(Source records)
───
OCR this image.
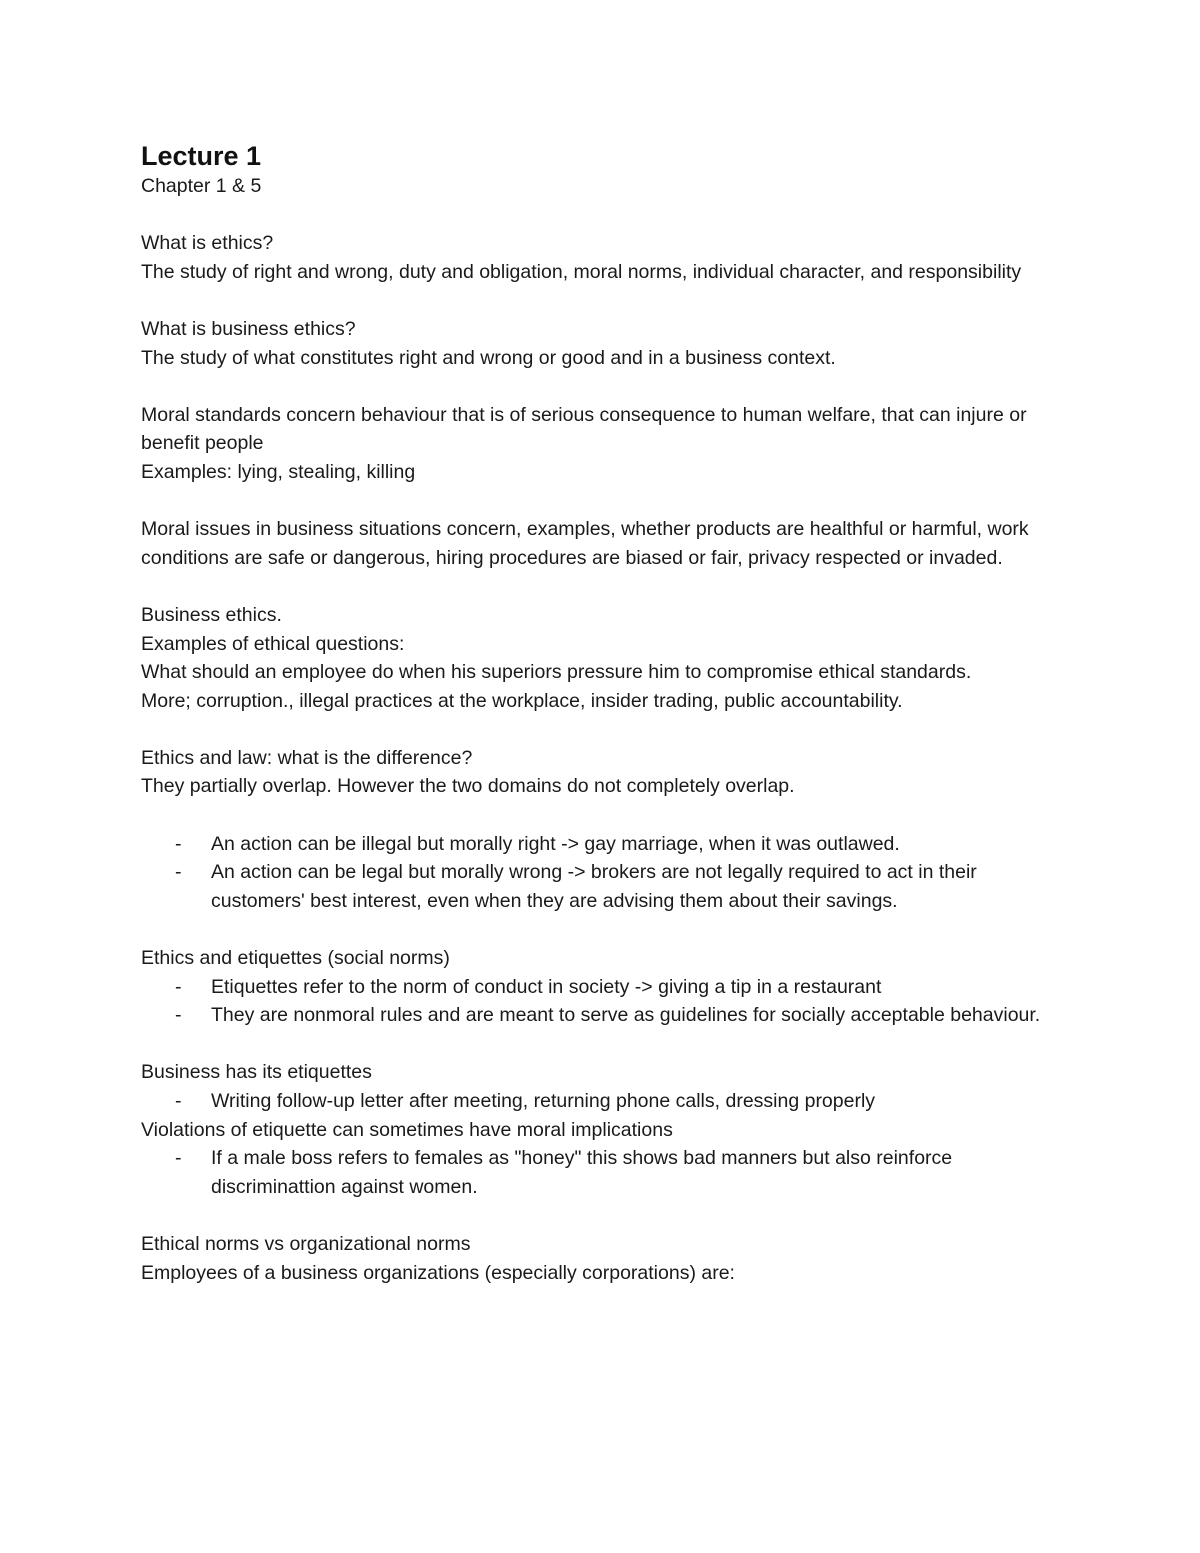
Lecture 1

Chapter 1 & 5

What is ethics?

The study of right and wrong, duty and obligation, moral norms, individual character, and responsibility

What is business ethics?

The study of what constitutes right and wrong or good and in a business context.

Moral standards concern behaviour that is of serious consequence to human welfare, that can injure or benefit people

Examples: lying, stealing, killing

Moral issues in business situations concern, examples, whether products are healthful or harmful, work conditions are safe or dangerous, hiring procedures are biased or fair, privacy respected or invaded.

Business ethics.

Examples of ethical questions:

What should an employee do when his superiors pressure him to compromise ethical standards.

More; corruption., illegal practices at the workplace, insider trading, public accountability.

Ethics and law: what is the difference?

They partially overlap. However the two domains do not completely overlap.

- An action can be illegal but morally right -> gay marriage, when it was outlawed.
- An action can be legal but morally wrong -> brokers are not legally required to act in their customers' best interest, even when they are advising them about their savings.

Ethics and etiquettes (social norms)

- Etiquettes refer to the norm of conduct in society -> giving a tip in a restaurant
- They are nonmoral rules and are meant to serve as guidelines for socially acceptable behaviour.

Business has its etiquettes

- Writing follow-up letter after meeting, returning phone calls, dressing properly

Violations of etiquette can sometimes have moral implications

- If a male boss refers to females as "honey" this shows bad manners but also reinforce discriminattion against women.

Ethical norms vs organizational norms

Employees of a business organizations (especially corporations) are:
───
▶ [WHAT YOU SHOULD DO] Restate the data above exactly, stripping out each image.

▶ [WRITTEN RESPONSE]
OCR this image.
Lecture 1

Chapter 1 & 5

What is ethics?

The study of right and wrong, duty and obligation, moral norms, individual character, and responsibility

What is business ethics?

The study of what constitutes right and wrong or good and in a business context.

Moral standards concern behaviour that is of serious consequence to human welfare, that can injure or benefit people

Examples: lying, stealing, killing

Moral issues in business situations concern, examples, whether products are healthful or harmful, work conditions are safe or dangerous, hiring procedures are biased or fair, privacy respected or invaded.

Business ethics.

Examples of ethical questions:

What should an employee do when his superiors pressure him to compromise ethical standards.

More; corruption., illegal practices at the workplace, insider trading, public accountability.

Ethics and law: what is the difference?

They partially overlap. However the two domains do not completely overlap.

- An action can be illegal but morally right -> gay marriage, when it was outlawed.
- An action can be legal but morally wrong -> brokers are not legally required to act in their customers' best interest, even when they are advising them about their savings.

Ethics and etiquettes (social norms)

- Etiquettes refer to the norm of conduct in society -> giving a tip in a restaurant
- They are nonmoral rules and are meant to serve as guidelines for socially acceptable behaviour.

Business has its etiquettes

- Writing follow-up letter after meeting, returning phone calls, dressing properly

Violations of etiquette can sometimes have moral implications

- If a male boss refers to females as "honey" this shows bad manners but also reinforce discriminattion against women.

Ethical norms vs organizational norms

Employees of a business organizations (especially corporations) are:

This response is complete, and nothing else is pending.